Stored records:
- - -

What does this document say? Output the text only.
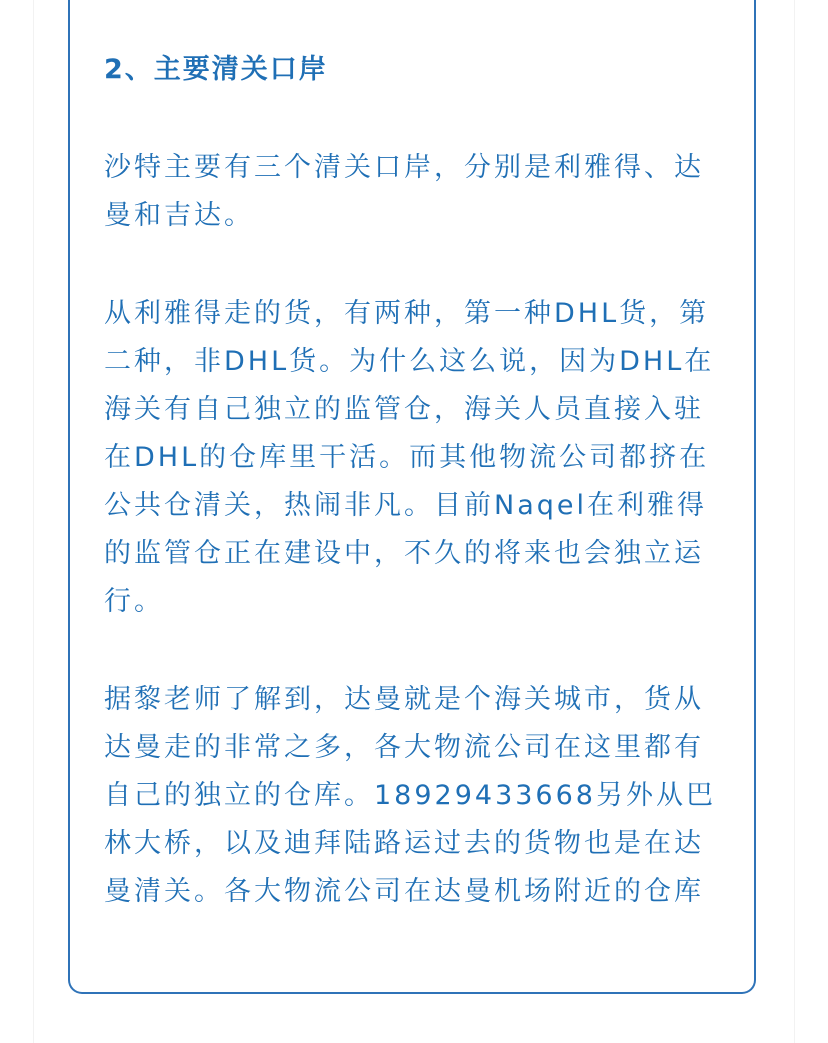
2、主要清关口岸

沙特主要有三个清关口岸，分别是利雅得、达曼和吉达。

从利雅得走的货，有两种，第一种DHL货，第二种，非DHL货。为什么这么说，因为DHL在海关有自己独立的监管仓，海关人员直接入驻在DHL的仓库里干活。而其他物流公司都挤在公共仓清关，热闹非凡。目前Naqel在利雅得的监管仓正在建设中，不久的将来也会独立运行。

据黎老师了解到，达曼就是个海关城市，货从达曼走的非常之多，各大物流公司在这里都有自己的独立的仓库。18929433668另外从巴林大桥，以及迪拜陆路运过去的货物也是在达曼清关。各大物流公司在达曼机场附近的仓库
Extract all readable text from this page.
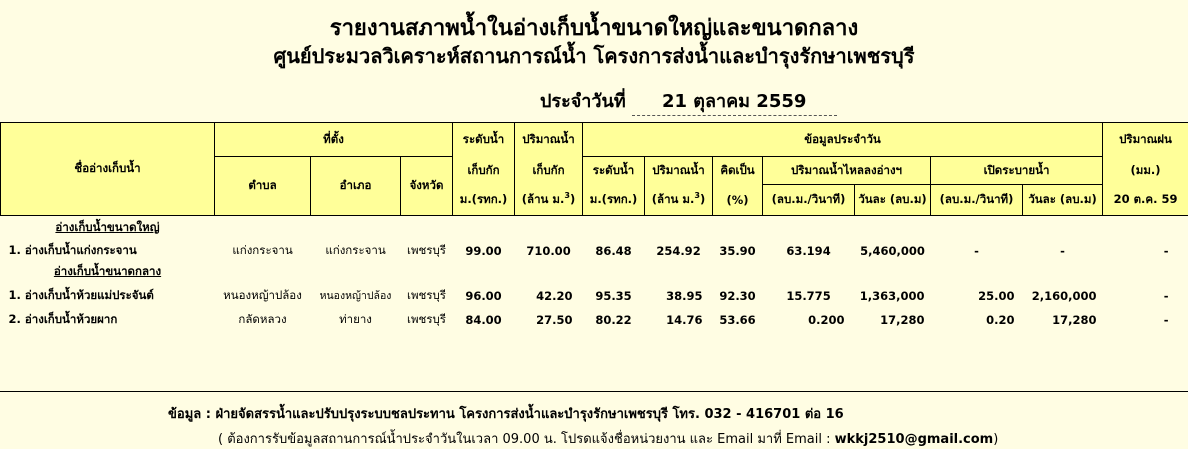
รายงานสภาพน้ำในอ่างเก็บน้ำขนาดใหญ่และขนาดกลาง
ศูนย์ประมวลวิเคราะห์สถานการณ์น้ำ โครงการส่งน้ำและบำรุงรักษาเพชรบุรี
ประจำวันที่ 21 ตุลาคม 2559
ชื่ออ่างเก็บน้ำ	ที่ตั้ง			ระดับน้ำ	ปริมาณน้ำ	ข้อมูลประจำวัน							ปริมาณฝน
	ตำบล	อำเภอ	จังหวัด	เก็บกัก	เก็บกัก	ระดับน้ำ	ปริมาณน้ำ	คิดเป็น	ปริมาณน้ำไหลลงอ่างฯ		เปิดระบายน้ำ		(มม.)
				ม.(รทก.)	(ล้าน ม.$^3$)	ม.(รทก.)	(ล้าน ม.$^3$)	(%)	(ลบ.ม./วินาที)	วันละ (ลบ.ม)	(ลบ.ม./วินาที)	วันละ (ลบ.ม)	20 ต.ค. 59
อ่างเก็บน้ำขนาดใหญ่													
1. อ่างเก็บน้ำแก่งกระจาน	แก่งกระจาน	แก่งกระจาน	เพชรบุรี	99.00	710.00	86.48	254.92	35.90	63.194	5,460,000	-	-	-
อ่างเก็บน้ำขนาดกลาง													
1. อ่างเก็บน้ำห้วยแม่ประจันต์	หนองหญ้าปล้อง	หนองหญ้าปล้อง	เพชรบุรี	96.00	42.20	95.35	38.95	92.30	15.775	1,363,000	25.00	2,160,000	-
2. อ่างเก็บน้ำห้วยผาก	กลัดหลวง	ท่ายาง	เพชรบุรี	84.00	27.50	80.22	14.76	53.66	0.200	17,280	0.20	17,280	-
ข้อมูล : ฝ่ายจัดสรรน้ำและปรับปรุงระบบชลประทาน โครงการส่งน้ำและบำรุงรักษาเพชรบุรี โทร. 032 - 416701 ต่อ 16
( ต้องการรับข้อมูลสถานการณ์น้ำประจำวันในเวลา 09.00 น. โปรดแจ้งชื่อหน่วยงาน และ Email มาที่ Email : wkkj2510@gmail.com)
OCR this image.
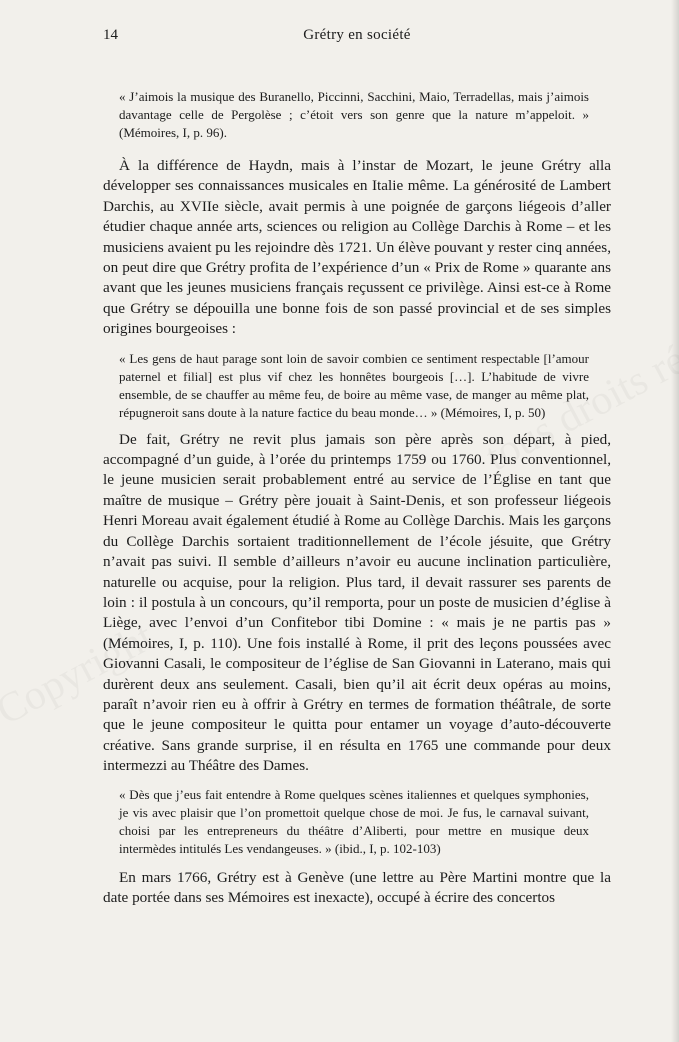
14	Grétry en société

« J’aimois la musique des Buranello, Piccinni, Sacchini, Maio, Terradellas, mais j’aimois davantage celle de Pergolèse ; c’étoit vers son genre que la nature m’appeloit. » (Mémoires, I, p. 96).

À la différence de Haydn, mais à l’instar de Mozart, le jeune Grétry alla développer ses connaissances musicales en Italie même. La générosité de Lambert Darchis, au XVIIe siècle, avait permis à une poignée de garçons liégeois d’aller étudier chaque année arts, sciences ou religion au Collège Darchis à Rome – et les musiciens avaient pu les rejoindre dès 1721. Un élève pouvant y rester cinq années, on peut dire que Grétry profita de l’expérience d’un « Prix de Rome » quarante ans avant que les jeunes musiciens français reçussent ce privilège. Ainsi est-ce à Rome que Grétry se dépouilla une bonne fois de son passé provincial et de ses simples origines bourgeoises :

« Les gens de haut parage sont loin de savoir combien ce sentiment respectable [l’amour paternel et filial] est plus vif chez les honnêtes bourgeois […]. L’habitude de vivre ensemble, de se chauffer au même feu, de boire au même vase, de manger au même plat, répugneroit sans doute à la nature factice du beau monde… » (Mémoires, I, p. 50)

De fait, Grétry ne revit plus jamais son père après son départ, à pied, accompagné d’un guide, à l’orée du printemps 1759 ou 1760. Plus conventionnel, le jeune musicien serait probablement entré au service de l’Église en tant que maître de musique – Grétry père jouait à Saint-Denis, et son professeur liégeois Henri Moreau avait également étudié à Rome au Collège Darchis. Mais les garçons du Collège Darchis sortaient traditionnellement de l’école jésuite, que Grétry n’avait pas suivi. Il semble d’ailleurs n’avoir eu aucune inclination particulière, naturelle ou acquise, pour la religion. Plus tard, il devait rassurer ses parents de loin : il postula à un concours, qu’il remporta, pour un poste de musicien d’église à Liège, avec l’envoi d’un Confitebor tibi Domine : « mais je ne partis pas » (Mémoires, I, p. 110). Une fois installé à Rome, il prit des leçons poussées avec Giovanni Casali, le compositeur de l’église de San Giovanni in Laterano, mais qui durèrent deux ans seulement. Casali, bien qu’il ait écrit deux opéras au moins, paraît n’avoir rien eu à offrir à Grétry en termes de formation théâtrale, de sorte que le jeune compositeur le quitta pour entamer un voyage d’auto-découverte créative. Sans grande surprise, il en résulta en 1765 une commande pour deux intermezzi au Théâtre des Dames.

« Dès que j’eus fait entendre à Rome quelques scènes italiennes et quelques symphonies, je vis avec plaisir que l’on promettoit quelque chose de moi. Je fus, le carnaval suivant, choisi par les entrepreneurs du théâtre d’Aliberti, pour mettre en musique deux intermèdes intitulés Les vendangeuses. » (ibid., I, p. 102-103)

En mars 1766, Grétry est à Genève (une lettre au Père Martini montre que la date portée dans ses Mémoires est inexacte), occupé à écrire des concertos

- - -

Search the data for the word "this" and copy each line where it appears.

• _EXERCISE RESPONSE_:
What does this document say? Output the text only.
Extract all readable text from this page.
OCR this image.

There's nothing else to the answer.